[Dataset excerpt]
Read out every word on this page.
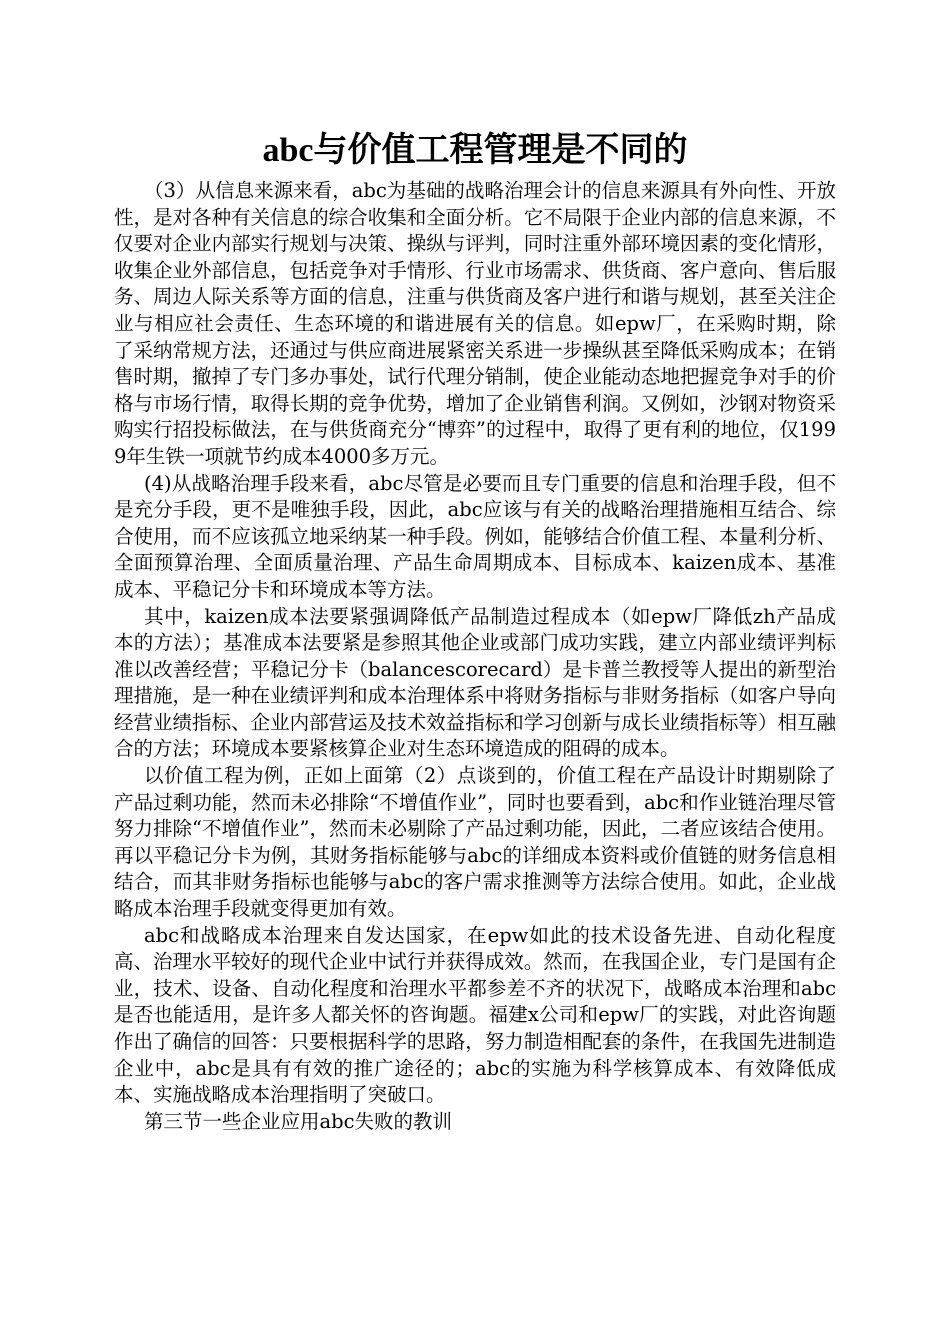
abc与价值工程管理是不同的

（3）从信息来源来看，abc为基础的战略治理会计的信息来源具有外向性、开放性，是对各种有关信息的综合收集和全面分析。它不局限于企业内部的信息来源，不仅要对企业内部实行规划与决策、操纵与评判，同时注重外部环境因素的变化情形，收集企业外部信息，包括竞争对手情形、行业市场需求、供货商、客户意向、售后服务、周边人际关系等方面的信息，注重与供货商及客户进行和谐与规划，甚至关注企业与相应社会责任、生态环境的和谐进展有关的信息。如epw厂，在采购时期，除了采纳常规方法，还通过与供应商进展紧密关系进一步操纵甚至降低采购成本；在销售时期，撤掉了专门多办事处，试行代理分销制，使企业能动态地把握竞争对手的价格与市场行情，取得长期的竞争优势，增加了企业销售利润。又例如，沙钢对物资采购实行招投标做法，在与供货商充分“博弈”的过程中，取得了更有利的地位，仅1999年生铁一项就节约成本4000多万元。

(4)从战略治理手段来看，abc尽管是必要而且专门重要的信息和治理手段，但不是充分手段，更不是唯独手段，因此，abc应该与有关的战略治理措施相互结合、综合使用，而不应该孤立地采纳某一种手段。例如，能够结合价值工程、本量利分析、全面预算治理、全面质量治理、产品生命周期成本、目标成本、kaizen成本、基准成本、平稳记分卡和环境成本等方法。

其中，kaizen成本法要紧强调降低产品制造过程成本（如epw厂降低zh产品成本的方法）；基准成本法要紧是参照其他企业或部门成功实践，建立内部业绩评判标准以改善经营；平稳记分卡（balancescorecard）是卡普兰教授等人提出的新型治理措施，是一种在业绩评判和成本治理体系中将财务指标与非财务指标（如客户导向经营业绩指标、企业内部营运及技术效益指标和学习创新与成长业绩指标等）相互融合的方法；环境成本要紧核算企业对生态环境造成的阻碍的成本。

以价值工程为例，正如上面第（2）点谈到的，价值工程在产品设计时期剔除了产品过剩功能，然而未必排除“不增值作业”，同时也要看到，abc和作业链治理尽管努力排除“不增值作业”，然而未必剔除了产品过剩功能，因此，二者应该结合使用。再以平稳记分卡为例，其财务指标能够与abc的详细成本资料或价值链的财务信息相结合，而其非财务指标也能够与abc的客户需求推测等方法综合使用。如此，企业战略成本治理手段就变得更加有效。

abc和战略成本治理来自发达国家，在epw如此的技术设备先进、自动化程度高、治理水平较好的现代企业中试行并获得成效。然而，在我国企业，专门是国有企业，技术、设备、自动化程度和治理水平都参差不齐的状况下，战略成本治理和abc是否也能适用，是许多人都关怀的咨询题。福建x公司和epw厂的实践，对此咨询题作出了确信的回答：只要根据科学的思路，努力制造相配套的条件，在我国先进制造企业中，abc是具有有效的推广途径的；abc的实施为科学核算成本、有效降低成本、实施战略成本治理指明了突破口。

第三节一些企业应用abc失败的教训
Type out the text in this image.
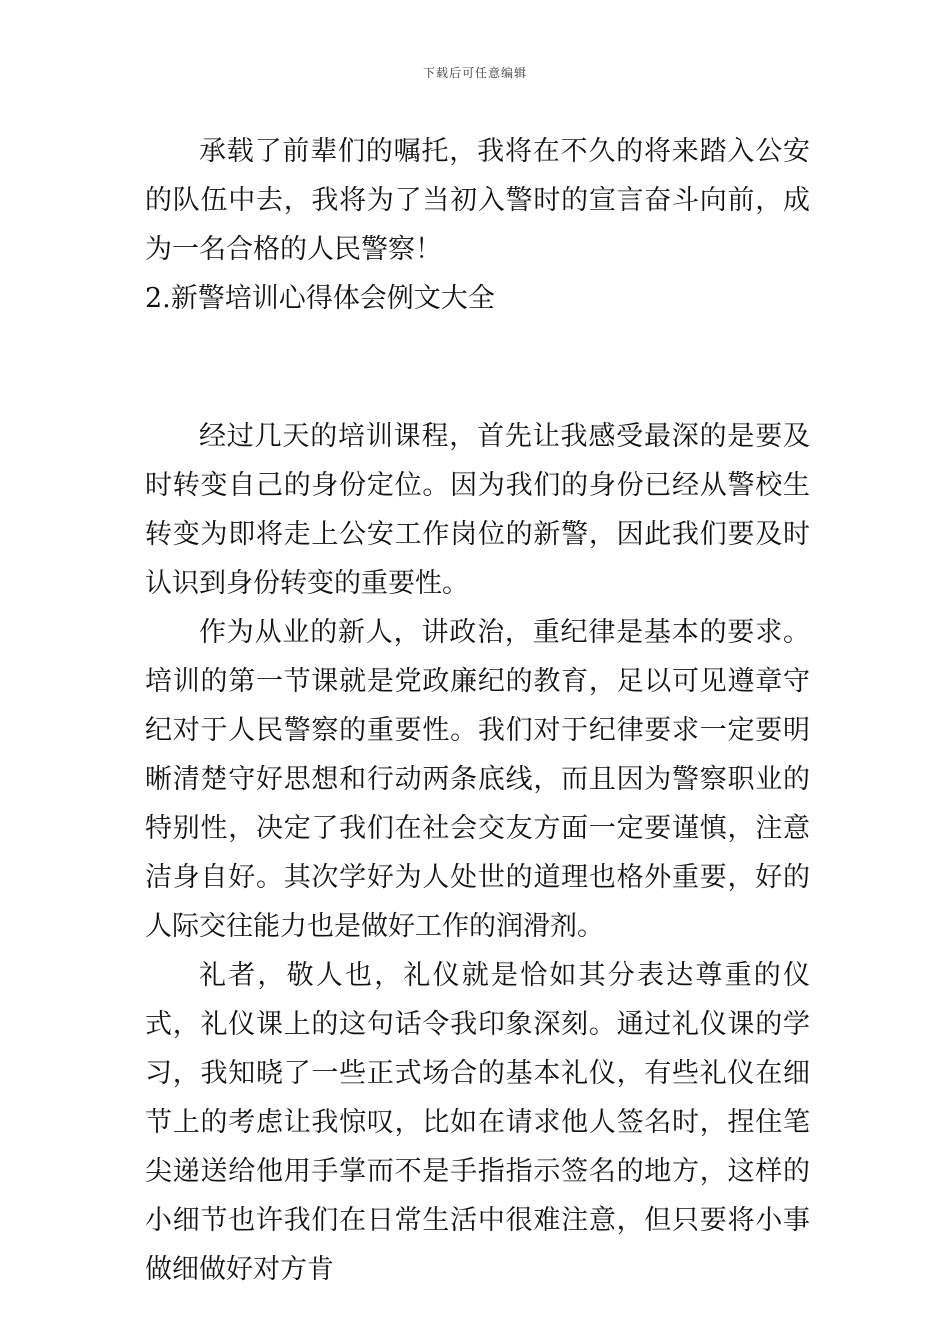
下载后可任意编辑

承载了前辈们的嘱托，我将在不久的将来踏入公安的队伍中去，我将为了当初入警时的宣言奋斗向前，成为一名合格的人民警察！

2.新警培训心得体会例文大全

经过几天的培训课程，首先让我感受最深的是要及时转变自己的身份定位。因为我们的身份已经从警校生转变为即将走上公安工作岗位的新警，因此我们要及时认识到身份转变的重要性。

作为从业的新人，讲政治，重纪律是基本的要求。培训的第一节课就是党政廉纪的教育，足以可见遵章守纪对于人民警察的重要性。我们对于纪律要求一定要明晰清楚守好思想和行动两条底线，而且因为警察职业的特别性，决定了我们在社会交友方面一定要谨慎，注意洁身自好。其次学好为人处世的道理也格外重要，好的人际交往能力也是做好工作的润滑剂。

礼者，敬人也，礼仪就是恰如其分表达尊重的仪式，礼仪课上的这句话令我印象深刻。通过礼仪课的学习，我知晓了一些正式场合的基本礼仪，有些礼仪在细节上的考虑让我惊叹，比如在请求他人签名时，捏住笔尖递送给他用手掌而不是手指指示签名的地方，这样的小细节也许我们在日常生活中很难注意，但只要将小事做细做好对方肯
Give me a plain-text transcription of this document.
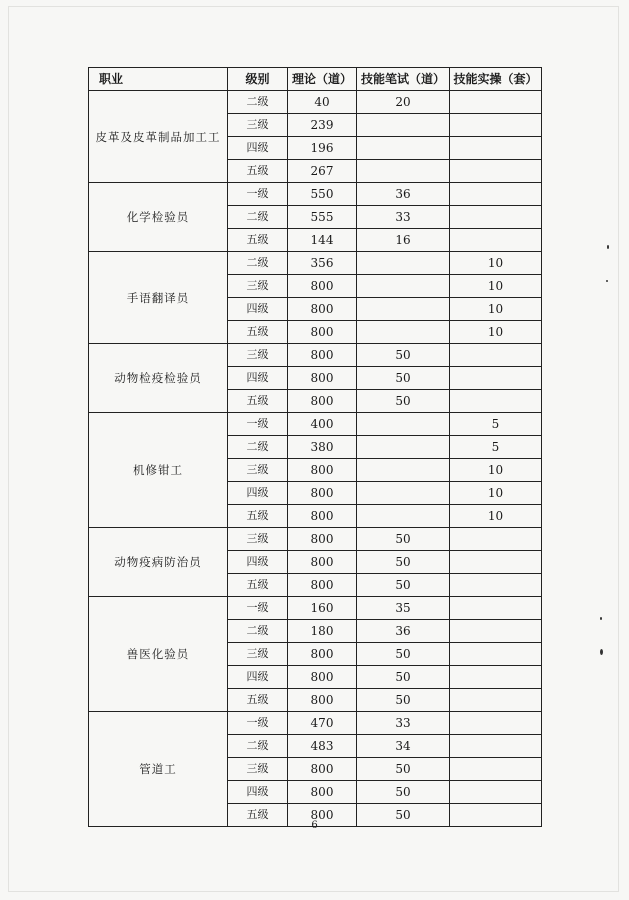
职业	级别	理论（道）	技能笔试（道）	技能实操（套）
皮革及皮革制品加工工	二级	40	20	
	三级	239		
	四级	196		
	五级	267		
化学检验员	一级	550	36	
	二级	555	33	
	五级	144	16	
手语翻译员	二级	356		10
	三级	800		10
	四级	800		10
	五级	800		10
动物检疫检验员	三级	800	50	
	四级	800	50	
	五级	800	50	
机修钳工	一级	400		5
	二级	380		5
	三级	800		10
	四级	800		10
	五级	800		10
动物疫病防治员	三级	800	50	
	四级	800	50	
	五级	800	50	
兽医化验员	一级	160	35	
	二级	180	36	
	三级	800	50	
	四级	800	50	
	五级	800	50	
管道工	一级	470	33	
	二级	483	34	
	三级	800	50	
	四级	800	50	
	五级	800	50	
6
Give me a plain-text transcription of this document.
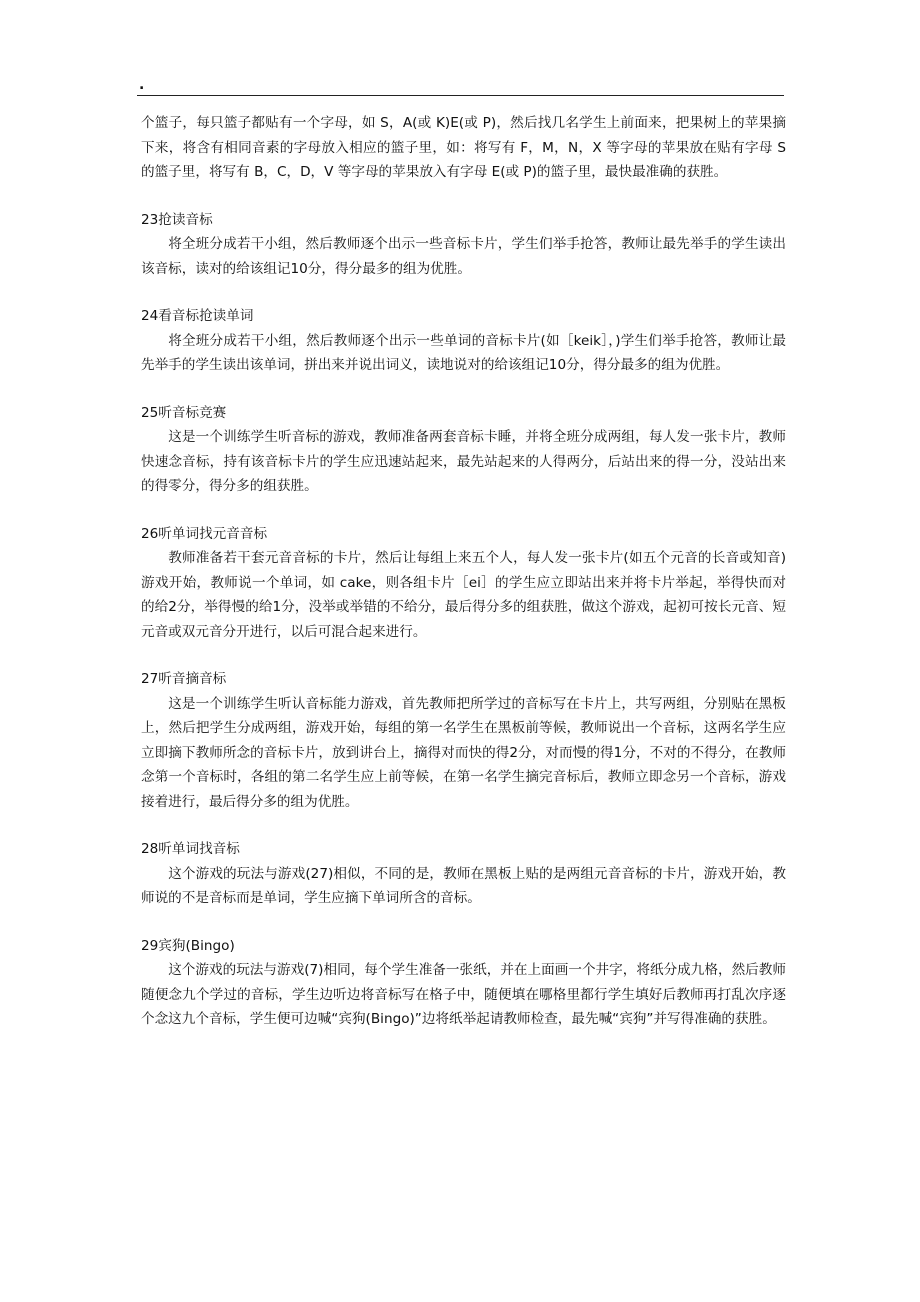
.

个篮子，每只篮子都贴有一个字母，如 S，A(或 K)E(或 P)，然后找几名学生上前面来，把果树上的苹果摘下来，将含有相同音素的字母放入相应的篮子里，如：将写有 F，M，N，X 等字母的苹果放在贴有字母 S 的篮子里，将写有 B，C，D，V 等字母的苹果放入有字母 E(或 P)的篮子里，最快最准确的获胜。

23抢读音标

将全班分成若干小组，然后教师逐个出示一些音标卡片，学生们举手抢答，教师让最先举手的学生读出该音标，读对的给该组记10分，得分最多的组为优胜。

24看音标抢读单词

将全班分成若干小组，然后教师逐个出示一些单词的音标卡片(如［keik］，)学生们举手抢答，教师让最先举手的学生读出该单词，拼出来并说出词义，读地说对的给该组记10分，得分最多的组为优胜。

25听音标竞赛

这是一个训练学生听音标的游戏，教师准备两套音标卡睡，并将全班分成两组，每人发一张卡片，教师快速念音标，持有该音标卡片的学生应迅速站起来，最先站起来的人得两分，后站出来的得一分，没站出来的得零分，得分多的组获胜。

26听单词找元音音标

教师准备若干套元音音标的卡片，然后让每组上来五个人，每人发一张卡片(如五个元音的长音或知音)游戏开始，教师说一个单词，如 cake，则各组卡片［ei］的学生应立即站出来并将卡片举起，举得快而对的给2分，举得慢的给1分，没举或举错的不给分，最后得分多的组获胜，做这个游戏，起初可按长元音、短元音或双元音分开进行，以后可混合起来进行。

27听音摘音标

这是一个训练学生听认音标能力游戏，首先教师把所学过的音标写在卡片上，共写两组，分别贴在黑板上，然后把学生分成两组，游戏开始，每组的第一名学生在黑板前等候，教师说出一个音标，这两名学生应立即摘下教师所念的音标卡片，放到讲台上，摘得对而快的得2分，对而慢的得1分，不对的不得分，在教师念第一个音标时，各组的第二名学生应上前等候，在第一名学生摘完音标后，教师立即念另一个音标，游戏接着进行，最后得分多的组为优胜。

28听单词找音标

这个游戏的玩法与游戏(27)相似，不同的是，教师在黑板上贴的是两组元音音标的卡片，游戏开始，教师说的不是音标而是单词，学生应摘下单词所含的音标。

29宾狗(Bingo)

这个游戏的玩法与游戏(7)相同，每个学生准备一张纸，并在上面画一个井字，将纸分成九格，然后教师随便念九个学过的音标，学生边听边将音标写在格子中，随便填在哪格里都行学生填好后教师再打乱次序逐个念这九个音标，学生便可边喊“宾狗(Bingo)”边将纸举起请教师检查，最先喊“宾狗”并写得准确的获胜。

WHAT IS ASKED: Quote every record above exactly, omitting any pictures they contain.

THE RESULT:
Read out every word on this page.
abc与价值工程管理是不同的

（3）从信息来源来看，abc为基础的战略治理会计的信息来源具有外向性、开放性，是对各种有关信息的综合收集和全面分析。它不局限于企业内部的信息来源，不仅要对企业内部实行规划与决策、操纵与评判，同时注重外部环境因素的变化情形，收集企业外部信息，包括竞争对手情形、行业市场需求、供货商、客户意向、售后服务、周边人际关系等方面的信息，注重与供货商及客户进行和谐与规划，甚至关注企业与相应社会责任、生态环境的和谐进展有关的信息。如epw厂，在采购时期，除了采纳常规方法，还通过与供应商进展紧密关系进一步操纵甚至降低采购成本；在销售时期，撤掉了专门多办事处，试行代理分销制，使企业能动态地把握竞争对手的价格与市场行情，取得长期的竞争优势，增加了企业销售利润。又例如，沙钢对物资采购实行招投标做法，在与供货商充分“博弈”的过程中，取得了更有利的地位，仅1999年生铁一项就节约成本4000多万元。

(4)从战略治理手段来看，abc尽管是必要而且专门重要的信息和治理手段，但不是充分手段，更不是唯独手段，因此，abc应该与有关的战略治理措施相互结合、综合使用，而不应该孤立地采纳某一种手段。例如，能够结合价值工程、本量利分析、全面预算治理、全面质量治理、产品生命周期成本、目标成本、kaizen成本、基准成本、平稳记分卡和环境成本等方法。

其中，kaizen成本法要紧强调降低产品制造过程成本（如epw厂降低zh产品成本的方法）；基准成本法要紧是参照其他企业或部门成功实践，建立内部业绩评判标准以改善经营；平稳记分卡（balancescorecard）是卡普兰教授等人提出的新型治理措施，是一种在业绩评判和成本治理体系中将财务指标与非财务指标（如客户导向经营业绩指标、企业内部营运及技术效益指标和学习创新与成长业绩指标等）相互融合的方法；环境成本要紧核算企业对生态环境造成的阻碍的成本。

以价值工程为例，正如上面第（2）点谈到的，价值工程在产品设计时期剔除了产品过剩功能，然而未必排除“不增值作业”，同时也要看到，abc和作业链治理尽管努力排除“不增值作业”，然而未必剔除了产品过剩功能，因此，二者应该结合使用。再以平稳记分卡为例，其财务指标能够与abc的详细成本资料或价值链的财务信息相结合，而其非财务指标也能够与abc的客户需求推测等方法综合使用。如此，企业战略成本治理手段就变得更加有效。

abc和战略成本治理来自发达国家，在epw如此的技术设备先进、自动化程度高、治理水平较好的现代企业中试行并获得成效。然而，在我国企业，专门是国有企业，技术、设备、自动化程度和治理水平都参差不齐的状况下，战略成本治理和abc是否也能适用，是许多人都关怀的咨询题。福建x公司和epw厂的实践，对此咨询题作出了确信的回答：只要根据科学的思路，努力制造相配套的条件，在我国先进制造企业中，abc是具有有效的推广途径的；abc的实施为科学核算成本、有效降低成本、实施战略成本治理指明了突破口。

第三节一些企业应用abc失败的教训
Type out the text in this image.
下载后可任意编辑

承载了前辈们的嘱托，我将在不久的将来踏入公安的队伍中去，我将为了当初入警时的宣言奋斗向前，成为一名合格的人民警察！

2.新警培训心得体会例文大全

经过几天的培训课程，首先让我感受最深的是要及时转变自己的身份定位。因为我们的身份已经从警校生转变为即将走上公安工作岗位的新警，因此我们要及时认识到身份转变的重要性。

作为从业的新人，讲政治，重纪律是基本的要求。培训的第一节课就是党政廉纪的教育，足以可见遵章守纪对于人民警察的重要性。我们对于纪律要求一定要明晰清楚守好思想和行动两条底线，而且因为警察职业的特别性，决定了我们在社会交友方面一定要谨慎，注意洁身自好。其次学好为人处世的道理也格外重要，好的人际交往能力也是做好工作的润滑剂。

礼者，敬人也，礼仪就是恰如其分表达尊重的仪式，礼仪课上的这句话令我印象深刻。通过礼仪课的学习，我知晓了一些正式场合的基本礼仪，有些礼仪在细节上的考虑让我惊叹，比如在请求他人签名时，捏住笔尖递送给他用手掌而不是手指指示签名的地方，这样的小细节也许我们在日常生活中很难注意，但只要将小事做细做好对方肯
Give me a plain-text transcription of this document.
职业	级别	理论（道）	技能笔试（道）	技能实操（套）
皮革及皮革制品加工工	二级	40	20	
	三级	239		
	四级	196		
	五级	267		
化学检验员	一级	550	36	
	二级	555	33	
	五级	144	16	
手语翻译员	二级	356		10
	三级	800		10
	四级	800		10
	五级	800		10
动物检疫检验员	三级	800	50	
	四级	800	50	
	五级	800	50	
机修钳工	一级	400		5
	二级	380		5
	三级	800		10
	四级	800		10
	五级	800		10
动物疫病防治员	三级	800	50	
	四级	800	50	
	五级	800	50	
兽医化验员	一级	160	35	
	二级	180	36	
	三级	800	50	
	四级	800	50	
	五级	800	50	
管道工	一级	470	33	
	二级	483	34	
	三级	800	50	
	四级	800	50	
	五级	800	50	
6
Give me a plain-text transcription of this document.
.

个篮子，每只篮子都贴有一个字母，如 S，A(或 K)E(或 P)，然后找几名学生上前面来，把果树上的苹果摘下来，将含有相同音素的字母放入相应的篮子里，如：将写有 F，M，N，X 等字母的苹果放在贴有字母 S 的篮子里，将写有 B，C，D，V 等字母的苹果放入有字母 E(或 P)的篮子里，最快最准确的获胜。

23抢读音标

将全班分成若干小组，然后教师逐个出示一些音标卡片，学生们举手抢答，教师让最先举手的学生读出该音标，读对的给该组记10分，得分最多的组为优胜。

24看音标抢读单词

将全班分成若干小组，然后教师逐个出示一些单词的音标卡片(如［keik］，)学生们举手抢答，教师让最先举手的学生读出该单词，拼出来并说出词义，读地说对的给该组记10分，得分最多的组为优胜。

25听音标竞赛

这是一个训练学生听音标的游戏，教师准备两套音标卡睡，并将全班分成两组，每人发一张卡片，教师快速念音标，持有该音标卡片的学生应迅速站起来，最先站起来的人得两分，后站出来的得一分，没站出来的得零分，得分多的组获胜。

26听单词找元音音标

教师准备若干套元音音标的卡片，然后让每组上来五个人，每人发一张卡片(如五个元音的长音或知音)游戏开始，教师说一个单词，如 cake，则各组卡片［ei］的学生应立即站出来并将卡片举起，举得快而对的给2分，举得慢的给1分，没举或举错的不给分，最后得分多的组获胜，做这个游戏，起初可按长元音、短元音或双元音分开进行，以后可混合起来进行。

27听音摘音标

这是一个训练学生听认音标能力游戏，首先教师把所学过的音标写在卡片上，共写两组，分别贴在黑板上，然后把学生分成两组，游戏开始，每组的第一名学生在黑板前等候，教师说出一个音标，这两名学生应立即摘下教师所念的音标卡片，放到讲台上，摘得对而快的得2分，对而慢的得1分，不对的不得分，在教师念第一个音标时，各组的第二名学生应上前等候，在第一名学生摘完音标后，教师立即念另一个音标，游戏接着进行，最后得分多的组为优胜。

28听单词找音标

这个游戏的玩法与游戏(27)相似，不同的是，教师在黑板上贴的是两组元音音标的卡片，游戏开始，教师说的不是音标而是单词，学生应摘下单词所含的音标。

29宾狗(Bingo)

这个游戏的玩法与游戏(7)相同，每个学生准备一张纸，并在上面画一个井字，将纸分成九格，然后教师随便念九个学过的音标，学生边听边将音标写在格子中，随便填在哪格里都行学生填好后教师再打乱次序逐个念这九个音标，学生便可边喊“宾狗(Bingo)”边将纸举起请教师检查，最先喊“宾狗”并写得准确的获胜。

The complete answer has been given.